***** Supplied records *****

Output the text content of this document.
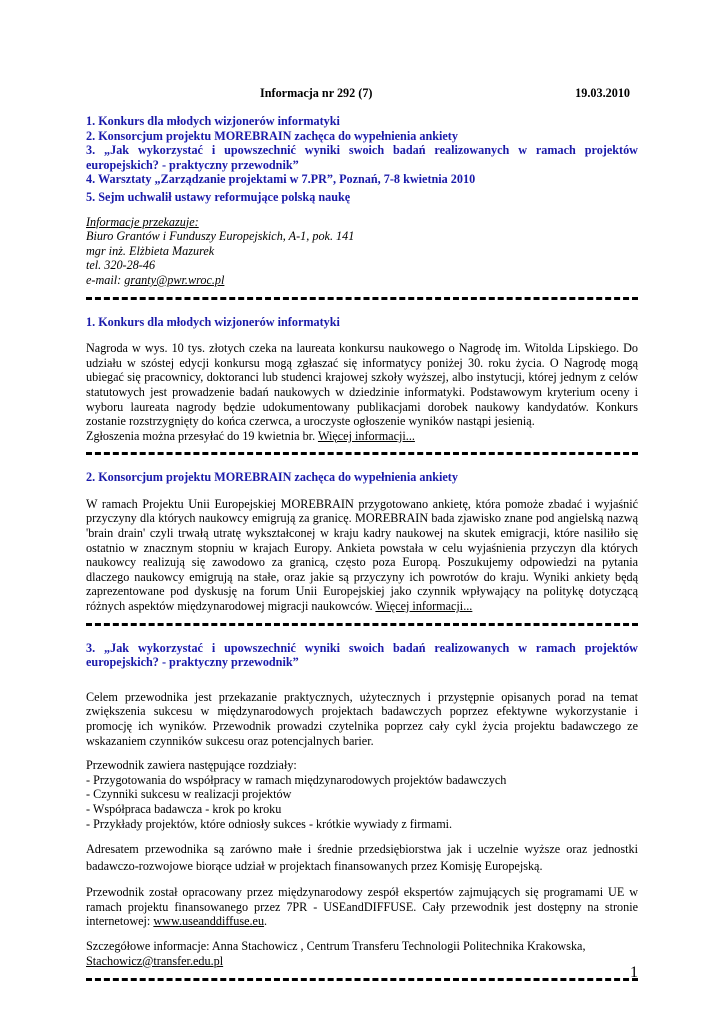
Informacja nr 292 (7)	19.03.2010

1. Konkurs dla młodych wizjonerów informatyki

2. Konsorcjum projektu MOREBRAIN zachęca do wypełnienia ankiety

3. „Jak wykorzystać i upowszechnić wyniki swoich badań realizowanych w ramach projektów europejskich? - praktyczny przewodnik”

4. Warsztaty „Zarządzanie projektami w 7.PR”, Poznań, 7-8 kwietnia 2010

5. Sejm uchwalił ustawy reformujące polską naukę

Informacje przekazuje:

Biuro Grantów i Funduszy Europejskich, A-1, pok. 141

mgr inż. Elżbieta Mazurek

tel. 320-28-46

e-mail: granty@pwr.wroc.pl

1. Konkurs dla młodych wizjonerów informatyki

Nagroda w wys. 10 tys. złotych czeka na laureata konkursu naukowego o Nagrodę im. Witolda Lipskiego. Do udziału w szóstej edycji konkursu mogą zgłaszać się informatycy poniżej 30. roku życia. O Nagrodę mogą ubiegać się pracownicy, doktoranci lub studenci krajowej szkoły wyższej, albo instytucji, której jednym z celów statutowych jest prowadzenie badań naukowych w dziedzinie informatyki. Podstawowym kryterium oceny i wyboru laureata nagrody będzie udokumentowany publikacjami dorobek naukowy kandydatów. Konkurs zostanie rozstrzygnięty do końca czerwca, a uroczyste ogłoszenie wyników nastąpi jesienią.

Zgłoszenia można przesyłać do 19 kwietnia br. Więcej informacji...

2. Konsorcjum projektu MOREBRAIN zachęca do wypełnienia ankiety

W ramach Projektu Unii Europejskiej MOREBRAIN przygotowano ankietę, która pomoże zbadać i wyjaśnić przyczyny dla których naukowcy emigrują za granicę. MOREBRAIN bada zjawisko znane pod angielską nazwą 'brain drain' czyli trwałą utratę wykształconej w kraju kadry naukowej na skutek emigracji, które nasiliło się ostatnio w znacznym stopniu w krajach Europy. Ankieta powstała w celu wyjaśnienia przyczyn dla których naukowcy realizują się zawodowo za granicą, często poza Europą. Poszukujemy odpowiedzi na pytania dlaczego naukowcy emigrują na stałe, oraz jakie są przyczyny ich powrotów do kraju. Wyniki ankiety będą zaprezentowane pod dyskusję na forum Unii Europejskiej jako czynnik wpływający na politykę dotyczącą różnych aspektów międzynarodowej migracji naukowców. Więcej informacji...

3. „Jak wykorzystać i upowszechnić wyniki swoich badań realizowanych w ramach projektów europejskich? - praktyczny przewodnik”

Celem przewodnika jest przekazanie praktycznych, użytecznych i przystępnie opisanych porad na temat zwiększenia sukcesu w międzynarodowych projektach badawczych poprzez efektywne wykorzystanie i promocję ich wyników. Przewodnik prowadzi czytelnika poprzez cały cykl życia projektu badawczego ze wskazaniem czynników sukcesu oraz potencjalnych barier.

Przewodnik zawiera następujące rozdziały:

- Przygotowania do współpracy w ramach międzynarodowych projektów badawczych

- Czynniki sukcesu w realizacji projektów

- Współpraca badawcza - krok po kroku

- Przykłady projektów, które odniosły sukces - krótkie wywiady z firmami.

Adresatem przewodnika są zarówno małe i średnie przedsiębiorstwa jak i uczelnie wyższe oraz jednostki badawczo-rozwojowe biorące udział w projektach finansowanych przez Komisję Europejską.

Przewodnik został opracowany przez międzynarodowy zespół ekspertów zajmujących się programami UE w ramach projektu finansowanego przez 7PR - USEandDIFFUSE. Cały przewodnik jest dostępny na stronie internetowej: www.useanddiffuse.eu.

Szczegółowe informacje: Anna Stachowicz , Centrum Transferu Technologii Politechnika Krakowska, Stachowicz@transfer.edu.pl

1
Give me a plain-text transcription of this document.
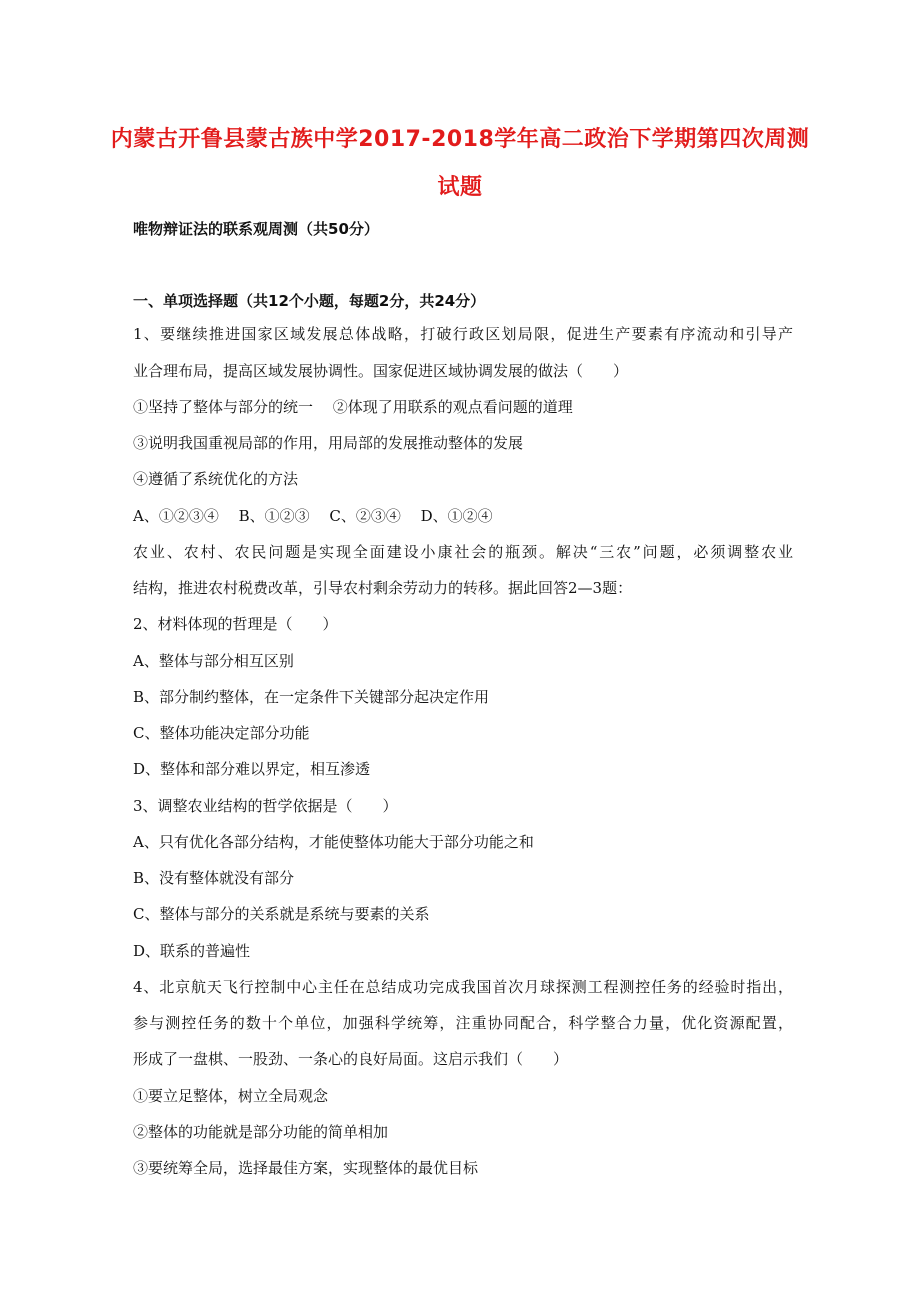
内蒙古开鲁县蒙古族中学2017-2018学年高二政治下学期第四次周测
试题
唯物辩证法的联系观周测（共50分）
一、单项选择题（共12个小题，每题2分，共24分）
1、要继续推进国家区域发展总体战略，打破行政区划局限，促进生产要素有序流动和引导产
业合理布局，提高区域发展协调性。国家促进区域协调发展的做法（　　）
①坚持了整体与部分的统一　 ②体现了用联系的观点看问题的道理
③说明我国重视局部的作用，用局部的发展推动整体的发展
④遵循了系统优化的方法
A、①②③④　 B、①②③　 C、②③④　 D、①②④
农业、农村、农民问题是实现全面建设小康社会的瓶颈。解决“三农”问题，必须调整农业
结构，推进农村税费改革，引导农村剩余劳动力的转移。据此回答2—3题：
2、材料体现的哲理是（　　）
A、整体与部分相互区别
B、部分制约整体，在一定条件下关键部分起决定作用
C、整体功能决定部分功能
D、整体和部分难以界定，相互渗透
3、调整农业结构的哲学依据是（　　）
A、只有优化各部分结构，才能使整体功能大于部分功能之和
B、没有整体就没有部分
C、整体与部分的关系就是系统与要素的关系
D、联系的普遍性
4、北京航天飞行控制中心主任在总结成功完成我国首次月球探测工程测控任务的经验时指出，
参与测控任务的数十个单位，加强科学统筹，注重协同配合，科学整合力量，优化资源配置，
形成了一盘棋、一股劲、一条心的良好局面。这启示我们（　　）
①要立足整体，树立全局观念
②整体的功能就是部分功能的简单相加
③要统筹全局，选择最佳方案，实现整体的最优目标
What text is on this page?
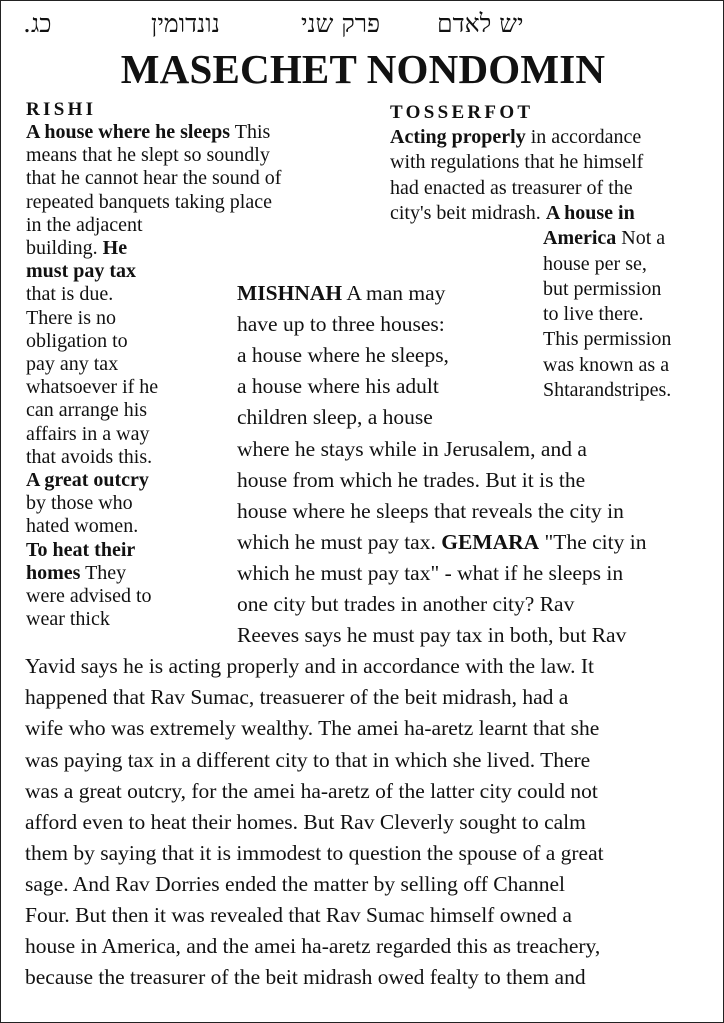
כג.	נונדומין	פרק שני יש לאדם
MASECHET NONDOMIN
RISHI	TOSSERFOT
A house where he sleeps This
means that he slept so soundly
that he cannot hear the sound of
repeated banquets taking place
in the adjacent
building. He
must pay tax
that is due.
There is no
obligation to
pay any tax
whatsoever if he
can arrange his
affairs in a way
that avoids this.
A great outcry
by those who
hated women.
To heat their
homes They
were advised to
wear thick
Acting properly in accordance
with regulations that he himself
had enacted as treasurer of the
city's beit midrash. A house in
America Not a
house per se,
but permission
to live there.
This permission
was known as a
Shtarandstripes.
MISHNAH A man may
have up to three houses:
a house where he sleeps,
a house where his adult
children sleep, a house
where he stays while in Jerusalem, and a
house from which he trades. But it is the
house where he sleeps that reveals the city in
which he must pay tax. GEMARA "The city in
which he must pay tax" - what if he sleeps in
one city but trades in another city? Rav
Reeves says he must pay tax in both, but Rav
Yavid says he is acting properly and in accordance with the law. It
happened that Rav Sumac, treasuerer of the beit midrash, had a
wife who was extremely wealthy. The amei ha-aretz learnt that she
was paying tax in a different city to that in which she lived. There
was a great outcry, for the amei ha-aretz of the latter city could not
afford even to heat their homes. But Rav Cleverly sought to calm
them by saying that it is immodest to question the spouse of a great
sage. And Rav Dorries ended the matter by selling off Channel
Four. But then it was revealed that Rav Sumac himself owned a
house in America, and the amei ha-aretz regarded this as treachery,
because the treasurer of the beit midrash owed fealty to them and
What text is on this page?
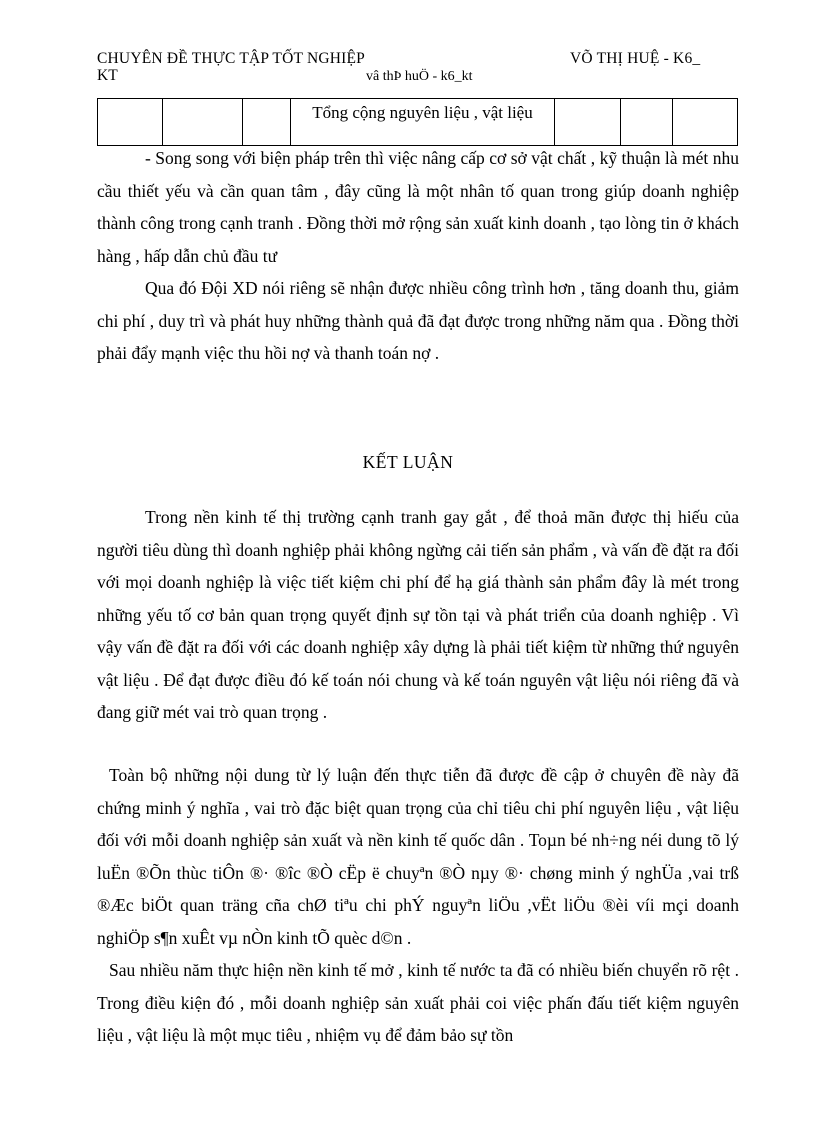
CHUYÊN ĐỀ THỰC TẬP TỐT NGHIỆP	VÕ THỊ HUỆ - K6_
KT	vâ thÞ huÖ - k6_kt
			Tổng cộng nguyên liệu , vật liệu			

- Song song với biện pháp trên thì việc nâng cấp cơ sở vật chất , kỹ thuận là mét nhu cầu thiết yếu và cần quan tâm , đây cũng là một nhân tố quan trong giúp doanh nghiệp thành công trong cạnh tranh . Đồng thời mở rộng sản xuất kinh doanh , tạo lòng tin ở khách hàng , hấp dẫn chủ đầu tư

Qua đó Đội XD nói riêng sẽ nhận được nhiều công trình hơn , tăng doanh thu, giảm chi phí , duy trì và phát huy những thành quả đã đạt được trong những năm qua . Đồng thời phải đẩy mạnh việc thu hồi nợ và thanh toán nợ .

KẾT LUẬN

Trong nền kinh tế thị trường cạnh tranh gay gắt , để thoả mãn được thị hiếu của người tiêu dùng thì doanh nghiệp phải không ngừng cải tiến sản phẩm , và vấn đề đặt ra đối với mọi doanh nghiệp là việc tiết kiệm chi phí để hạ giá thành sản phẩm đây là mét trong những yếu tố cơ bản quan trọng quyết định sự tồn tại và phát triển của doanh nghiệp . Vì vậy vấn đề đặt ra đối với các doanh nghiệp xây dựng là phải tiết kiệm từ những thứ nguyên vật liệu . Để đạt được điều đó kế toán nói chung và kế toán nguyên vật liệu nói riêng đã và đang giữ mét vai trò quan trọng .

Toàn bộ những nội dung từ lý luận đến thực tiễn đã được đề cập ở chuyên đề này đã chứng minh ý nghĩa , vai trò đặc biệt quan trọng của chỉ tiêu chi phí nguyên liệu , vật liệu đối với mỗi doanh nghiệp sản xuất và nền kinh tế quốc dân . Toµn bé nh÷ng néi dung tõ lý luËn ®Õn thùc tiÔn ®· ®îc ®Ò cËp ë chuyªn ®Ò nµy ®· chøng minh ý nghÜa ,vai trß ®Æc biÖt quan träng cña chØ tiªu chi phÝ nguyªn liÖu ,vËt liÖu ®èi víi mçi doanh nghiÖp s¶n xuÊt vµ nÒn kinh tÕ quèc d©n .

Sau nhiều năm thực hiện nền kinh tế mở , kinh tế nước ta đã có nhiều biến chuyển rõ rệt . Trong điều kiện đó , mỗi doanh nghiệp sản xuất phải coi việc phấn đấu tiết kiệm nguyên liệu , vật liệu là một mục tiêu , nhiệm vụ để đảm bảo sự tồn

*****

• [Requirement]:
Find every line with the word "życia" and state how many there are, with no other words.

• [Task solution]:
2